Repeat the records below exactly.

━━━━━ Dataset extract ━━━━━

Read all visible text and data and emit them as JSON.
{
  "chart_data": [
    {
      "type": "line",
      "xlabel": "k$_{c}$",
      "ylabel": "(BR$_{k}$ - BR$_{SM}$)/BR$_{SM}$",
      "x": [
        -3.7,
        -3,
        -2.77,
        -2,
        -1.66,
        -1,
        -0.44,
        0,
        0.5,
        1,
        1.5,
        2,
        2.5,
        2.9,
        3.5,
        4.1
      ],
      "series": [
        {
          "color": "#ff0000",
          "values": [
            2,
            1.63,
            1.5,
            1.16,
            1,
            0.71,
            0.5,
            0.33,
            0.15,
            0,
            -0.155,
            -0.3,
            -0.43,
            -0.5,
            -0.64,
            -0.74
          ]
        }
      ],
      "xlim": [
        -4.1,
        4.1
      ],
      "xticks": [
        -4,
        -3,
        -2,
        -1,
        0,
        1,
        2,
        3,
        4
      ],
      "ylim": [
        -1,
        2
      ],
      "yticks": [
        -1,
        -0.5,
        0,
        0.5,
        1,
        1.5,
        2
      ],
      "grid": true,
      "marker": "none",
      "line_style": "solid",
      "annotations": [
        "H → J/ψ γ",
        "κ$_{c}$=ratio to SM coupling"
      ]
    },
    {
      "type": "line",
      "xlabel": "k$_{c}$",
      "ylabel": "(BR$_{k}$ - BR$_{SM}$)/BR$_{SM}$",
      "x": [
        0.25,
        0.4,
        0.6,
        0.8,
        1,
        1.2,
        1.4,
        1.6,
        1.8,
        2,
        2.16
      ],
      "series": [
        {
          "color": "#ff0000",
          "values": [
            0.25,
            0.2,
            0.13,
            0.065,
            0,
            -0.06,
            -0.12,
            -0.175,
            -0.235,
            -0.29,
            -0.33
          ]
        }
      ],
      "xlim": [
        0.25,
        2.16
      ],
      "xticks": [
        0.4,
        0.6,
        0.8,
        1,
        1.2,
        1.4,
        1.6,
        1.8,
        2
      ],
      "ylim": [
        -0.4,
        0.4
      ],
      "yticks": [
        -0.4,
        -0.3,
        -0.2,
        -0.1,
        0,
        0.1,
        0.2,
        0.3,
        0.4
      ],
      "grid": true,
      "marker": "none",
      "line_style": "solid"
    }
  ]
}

━━━━━

Correct answer |
Read all visible text and data and emit them as JSON.
{
  "chart_data": [
    {
      "type": "line",
      "xlabel": "k$_{c}$",
      "ylabel": "(BR$_{k}$ - BR$_{SM}$)/BR$_{SM}$",
      "x": [
        -3.7,
        -3,
        -2.77,
        -2,
        -1.66,
        -1,
        -0.44,
        0,
        0.5,
        1,
        1.5,
        2,
        2.5,
        2.9,
        3.5,
        4.1
      ],
      "series": [
        {
          "color": "#ff0000",
          "values": [
            2,
            1.63,
            1.5,
            1.16,
            1,
            0.71,
            0.5,
            0.33,
            0.15,
            0,
            -0.155,
            -0.3,
            -0.43,
            -0.5,
            -0.64,
            -0.74
          ]
        }
      ],
      "xlim": [
        -4.1,
        4.1
      ],
      "xticks": [
        -4,
        -3,
        -2,
        -1,
        0,
        1,
        2,
        3,
        4
      ],
      "ylim": [
        -1,
        2
      ],
      "yticks": [
        -1,
        -0.5,
        0,
        0.5,
        1,
        1.5,
        2
      ],
      "grid": true,
      "marker": "none",
      "line_style": "solid",
      "annotations": [
        "H → J/ψ γ",
        "κ$_{c}$=ratio to SM coupling"
      ]
    },
    {
      "type": "line",
      "xlabel": "k$_{c}$",
      "ylabel": "(BR$_{k}$ - BR$_{SM}$)/BR$_{SM}$",
      "x": [
        0.25,
        0.4,
        0.6,
        0.8,
        1,
        1.2,
        1.4,
        1.6,
        1.8,
        2,
        2.16
      ],
      "series": [
        {
          "color": "#ff0000",
          "values": [
            0.25,
            0.2,
            0.13,
            0.065,
            0,
            -0.06,
            -0.12,
            -0.175,
            -0.235,
            -0.29,
            -0.33
          ]
        }
      ],
      "xlim": [
        0.25,
        2.16
      ],
      "xticks": [
        0.4,
        0.6,
        0.8,
        1,
        1.2,
        1.4,
        1.6,
        1.8,
        2
      ],
      "ylim": [
        -0.4,
        0.4
      ],
      "yticks": [
        -0.4,
        -0.3,
        -0.2,
        -0.1,
        0,
        0.1,
        0.2,
        0.3,
        0.4
      ],
      "grid": true,
      "marker": "none",
      "line_style": "solid"
    }
  ]
}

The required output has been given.